SUPPLIED MATERIAL:
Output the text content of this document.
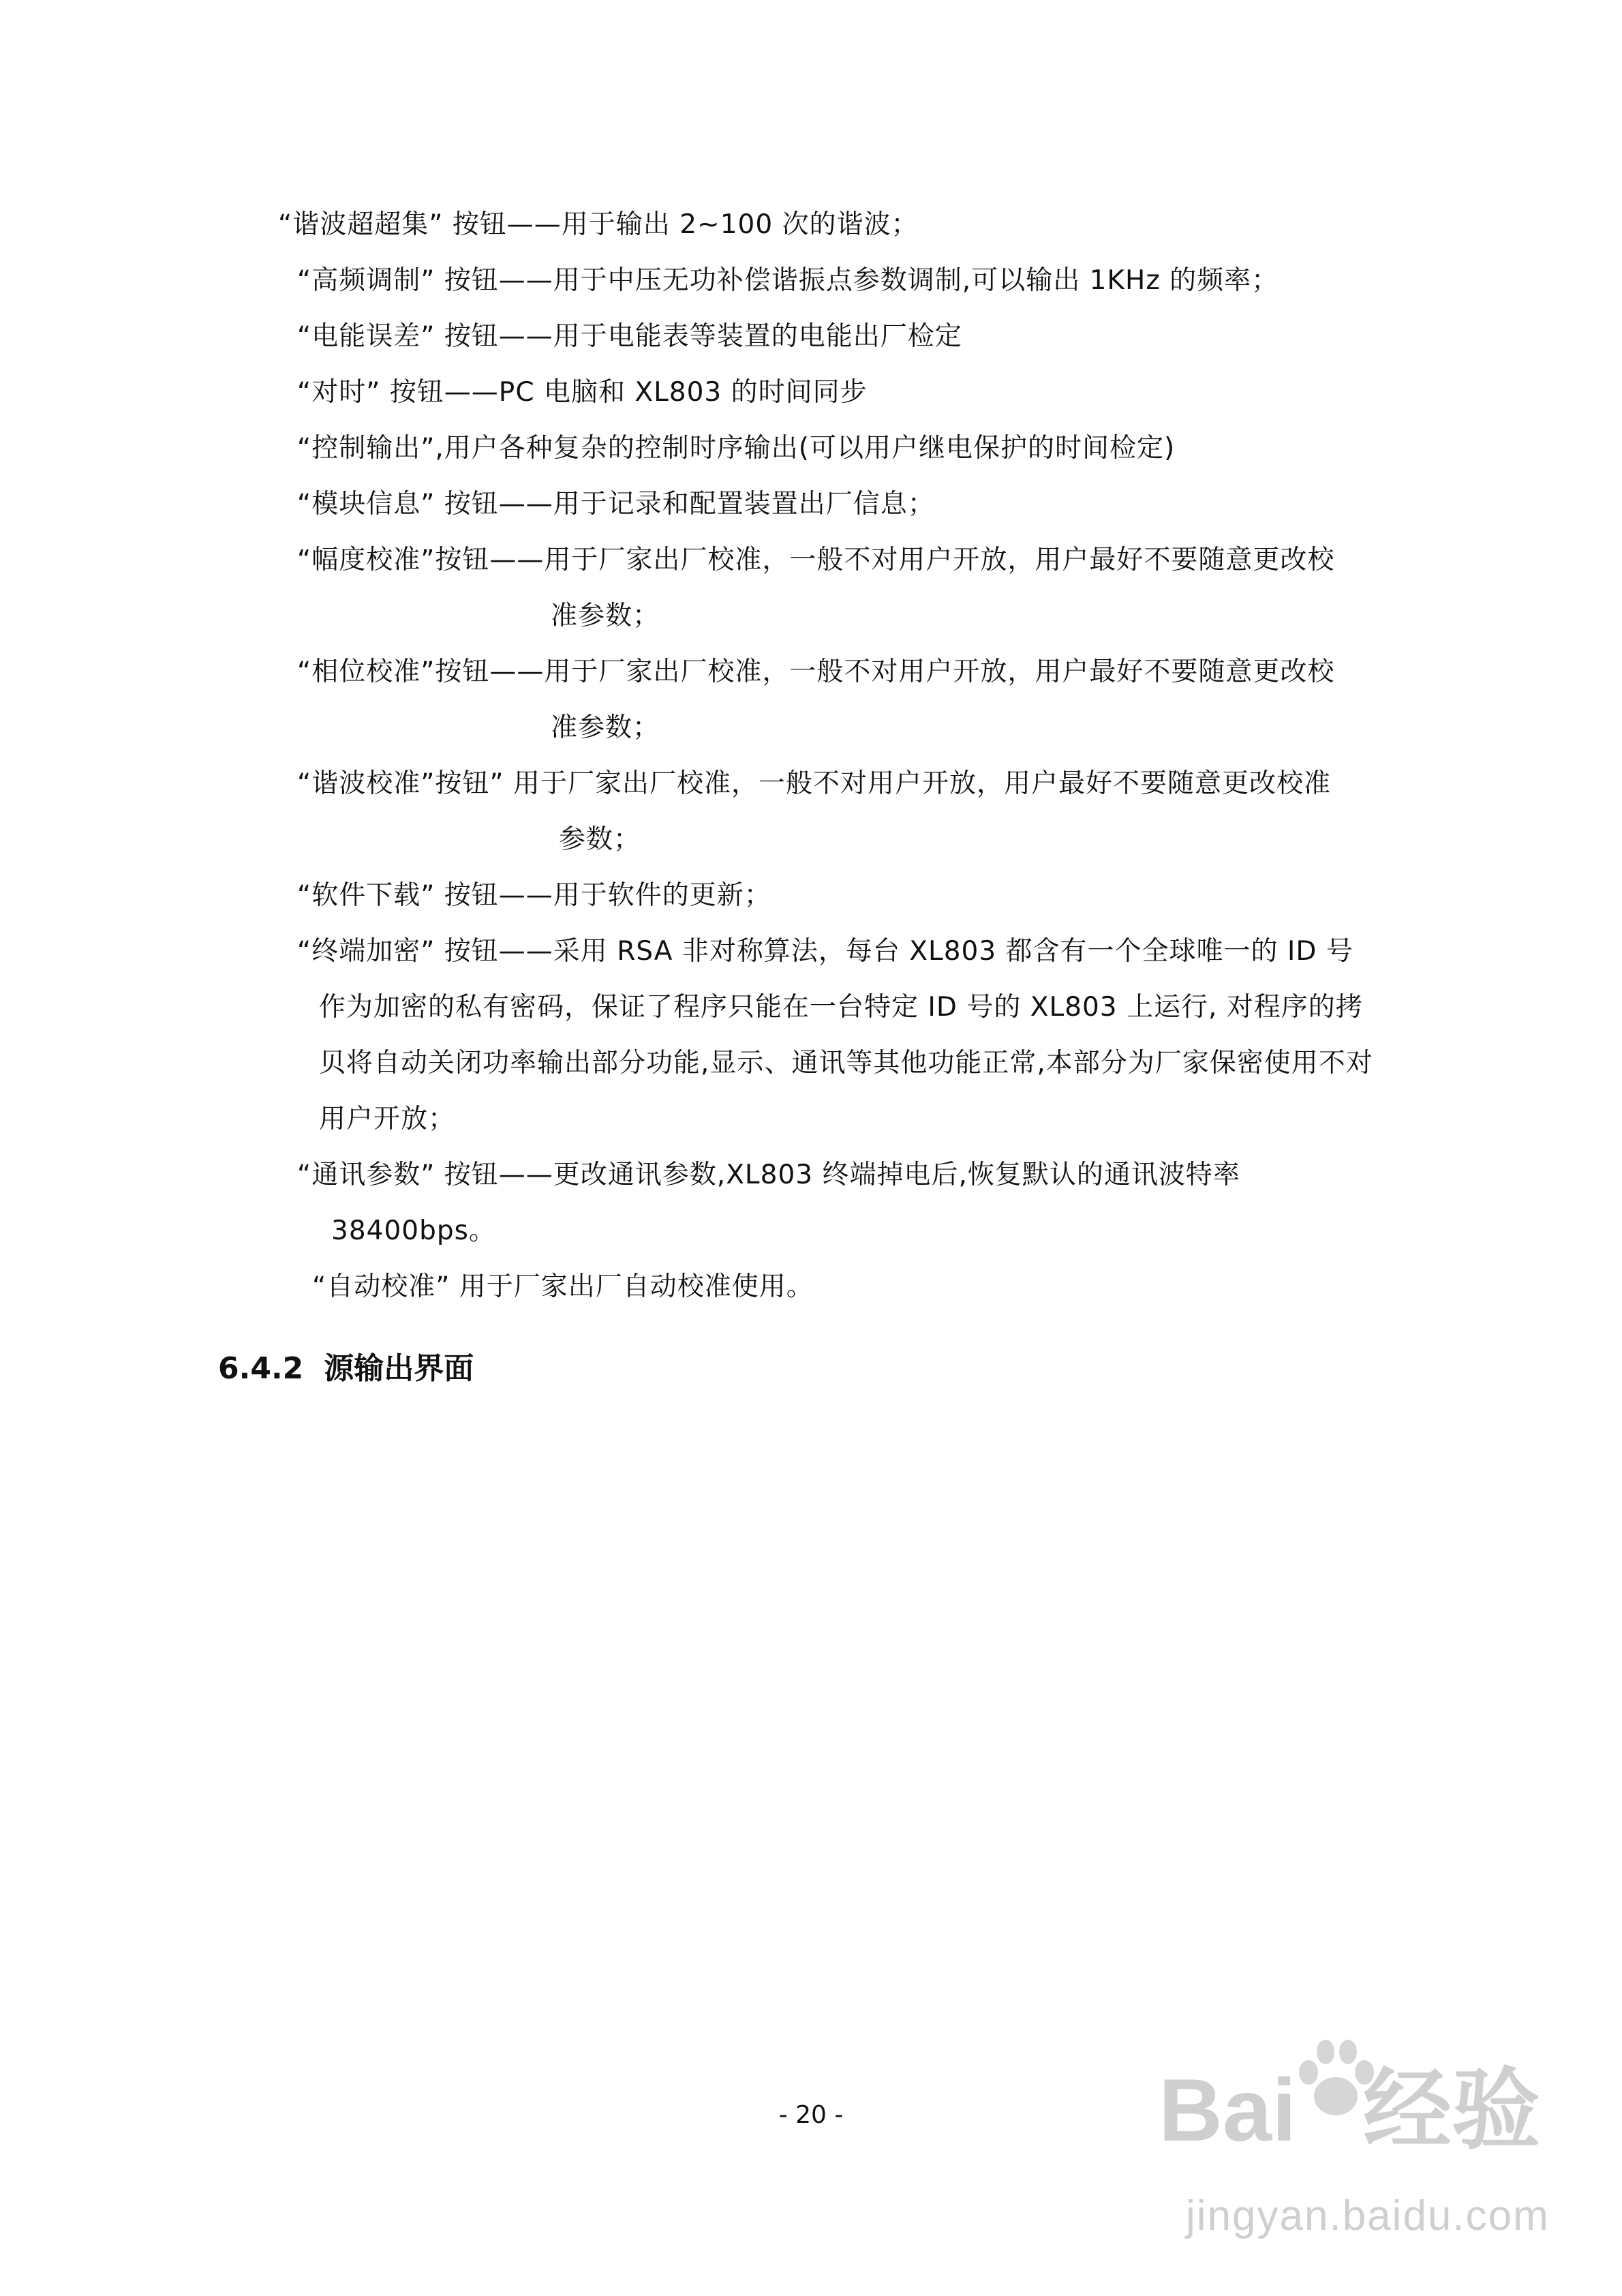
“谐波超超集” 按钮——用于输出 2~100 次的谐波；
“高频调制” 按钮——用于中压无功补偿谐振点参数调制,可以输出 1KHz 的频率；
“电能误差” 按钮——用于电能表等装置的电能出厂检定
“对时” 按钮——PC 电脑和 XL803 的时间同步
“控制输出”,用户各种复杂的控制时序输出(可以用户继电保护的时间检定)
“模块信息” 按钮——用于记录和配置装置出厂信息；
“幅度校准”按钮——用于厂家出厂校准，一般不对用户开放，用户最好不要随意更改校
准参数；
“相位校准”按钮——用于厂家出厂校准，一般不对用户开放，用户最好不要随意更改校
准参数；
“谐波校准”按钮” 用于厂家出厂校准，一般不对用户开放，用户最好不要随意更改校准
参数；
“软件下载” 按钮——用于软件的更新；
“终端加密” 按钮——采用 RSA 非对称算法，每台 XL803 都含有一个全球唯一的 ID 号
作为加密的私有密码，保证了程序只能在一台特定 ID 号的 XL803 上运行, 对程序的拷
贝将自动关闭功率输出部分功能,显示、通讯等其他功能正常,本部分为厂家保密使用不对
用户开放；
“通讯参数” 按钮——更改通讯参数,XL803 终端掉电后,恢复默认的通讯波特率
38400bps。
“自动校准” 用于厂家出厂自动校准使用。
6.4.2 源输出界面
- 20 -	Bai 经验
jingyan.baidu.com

--

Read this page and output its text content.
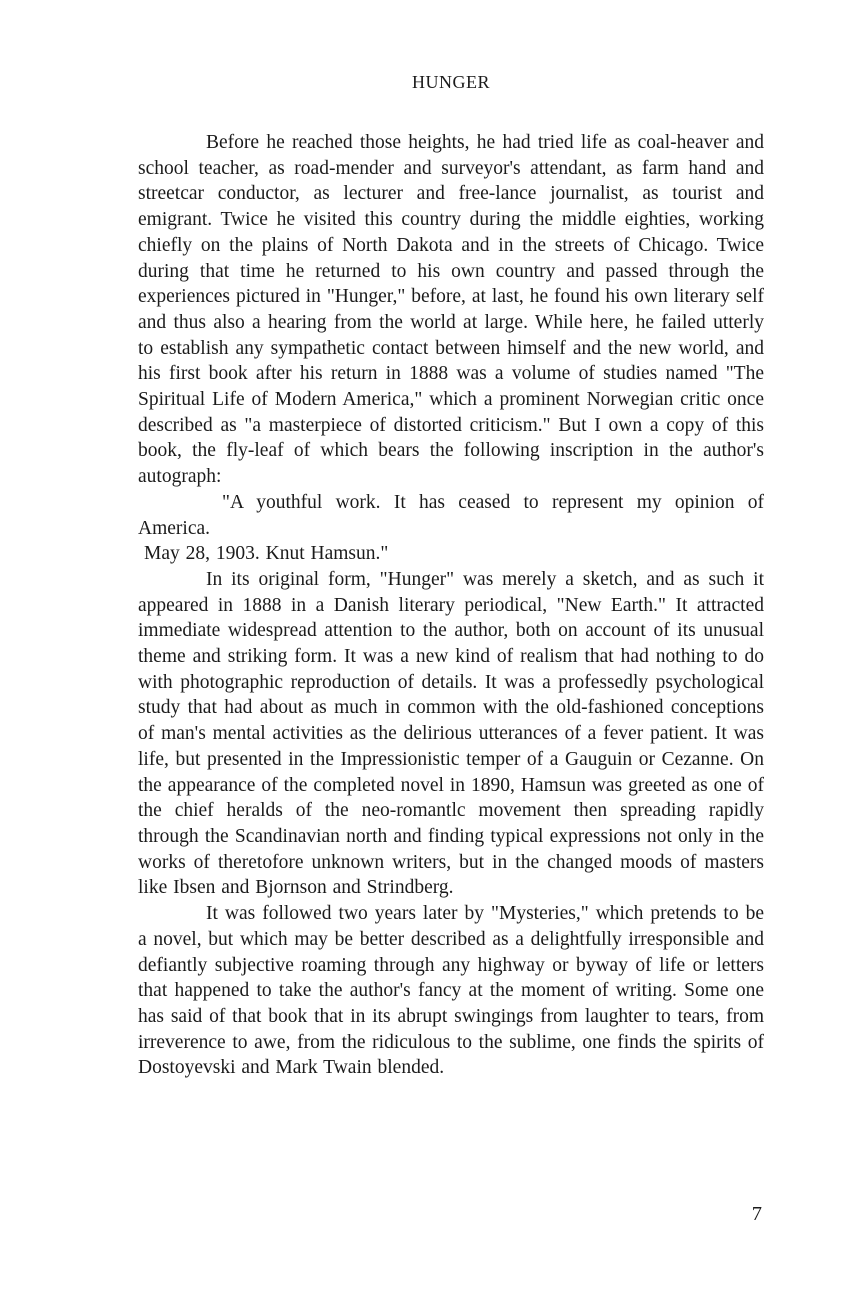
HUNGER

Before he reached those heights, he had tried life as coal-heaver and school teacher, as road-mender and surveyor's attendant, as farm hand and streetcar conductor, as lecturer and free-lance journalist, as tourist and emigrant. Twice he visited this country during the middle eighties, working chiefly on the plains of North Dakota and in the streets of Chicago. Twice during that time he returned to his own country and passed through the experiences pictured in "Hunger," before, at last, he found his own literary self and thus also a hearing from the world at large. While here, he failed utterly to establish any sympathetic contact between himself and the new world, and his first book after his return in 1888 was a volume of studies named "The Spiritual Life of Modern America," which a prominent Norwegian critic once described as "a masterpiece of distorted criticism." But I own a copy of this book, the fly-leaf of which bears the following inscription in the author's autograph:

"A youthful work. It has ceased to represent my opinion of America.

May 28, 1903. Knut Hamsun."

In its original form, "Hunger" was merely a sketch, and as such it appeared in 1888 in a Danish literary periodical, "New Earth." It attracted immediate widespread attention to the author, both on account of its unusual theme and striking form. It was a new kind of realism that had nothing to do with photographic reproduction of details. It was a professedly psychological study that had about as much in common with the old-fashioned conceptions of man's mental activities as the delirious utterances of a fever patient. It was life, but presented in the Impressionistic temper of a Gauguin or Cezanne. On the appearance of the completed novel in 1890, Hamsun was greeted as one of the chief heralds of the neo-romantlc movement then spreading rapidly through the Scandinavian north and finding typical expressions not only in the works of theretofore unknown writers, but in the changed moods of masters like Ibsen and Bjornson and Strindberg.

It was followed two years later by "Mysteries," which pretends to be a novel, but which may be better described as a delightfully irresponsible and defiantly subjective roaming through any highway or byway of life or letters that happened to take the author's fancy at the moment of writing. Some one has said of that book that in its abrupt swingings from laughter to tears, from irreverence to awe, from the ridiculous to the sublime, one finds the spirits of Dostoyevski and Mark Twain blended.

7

THE REQUEST: For each line above that contains the word "content", copy that line.

RESPONSE TO THIS EXERCISE:
Output the text content of this document.
Read this page and output its text content.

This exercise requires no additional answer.